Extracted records
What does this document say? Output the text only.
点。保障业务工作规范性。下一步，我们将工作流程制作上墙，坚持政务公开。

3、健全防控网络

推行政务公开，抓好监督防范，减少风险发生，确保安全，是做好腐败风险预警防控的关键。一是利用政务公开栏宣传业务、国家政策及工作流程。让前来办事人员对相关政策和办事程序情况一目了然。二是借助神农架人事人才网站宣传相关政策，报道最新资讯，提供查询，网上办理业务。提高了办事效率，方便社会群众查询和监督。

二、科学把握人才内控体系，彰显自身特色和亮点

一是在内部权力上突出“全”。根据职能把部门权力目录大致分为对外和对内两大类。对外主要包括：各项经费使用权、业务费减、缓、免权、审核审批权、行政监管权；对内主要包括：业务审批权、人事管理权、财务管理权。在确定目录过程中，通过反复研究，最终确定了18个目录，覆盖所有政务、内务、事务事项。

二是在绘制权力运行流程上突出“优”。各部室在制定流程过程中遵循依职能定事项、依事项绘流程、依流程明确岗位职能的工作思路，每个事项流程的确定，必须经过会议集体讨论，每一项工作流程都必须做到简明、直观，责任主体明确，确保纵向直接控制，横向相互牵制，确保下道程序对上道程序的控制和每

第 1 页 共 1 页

- **Stated goal**:
Transcribe all of the lines in the records precisely.

- **Answer to the task**:
What does this document say? Output the text only.
点。保障业务工作规范性。下一步，我们将工作流程制作上墙，坚持政务公开。

3、健全防控网络

推行政务公开，抓好监督防范，减少风险发生，确保安全，是做好腐败风险预警防控的关键。一是利用政务公开栏宣传业务、国家政策及工作流程。让前来办事人员对相关政策和办事程序情况一目了然。二是借助神农架人事人才网站宣传相关政策，报道最新资讯，提供查询，网上办理业务。提高了办事效率，方便社会群众查询和监督。

二、科学把握人才内控体系，彰显自身特色和亮点

一是在内部权力上突出“全”。根据职能把部门权力目录大致分为对外和对内两大类。对外主要包括：各项经费使用权、业务费减、缓、免权、审核审批权、行政监管权；对内主要包括：业务审批权、人事管理权、财务管理权。在确定目录过程中，通过反复研究，最终确定了18个目录，覆盖所有政务、内务、事务事项。

二是在绘制权力运行流程上突出“优”。各部室在制定流程过程中遵循依职能定事项、依事项绘流程、依流程明确岗位职能的工作思路，每个事项流程的确定，必须经过会议集体讨论，每一项工作流程都必须做到简明、直观，责任主体明确，确保纵向直接控制，横向相互牵制，确保下道程序对上道程序的控制和每

第 1 页 共 1 页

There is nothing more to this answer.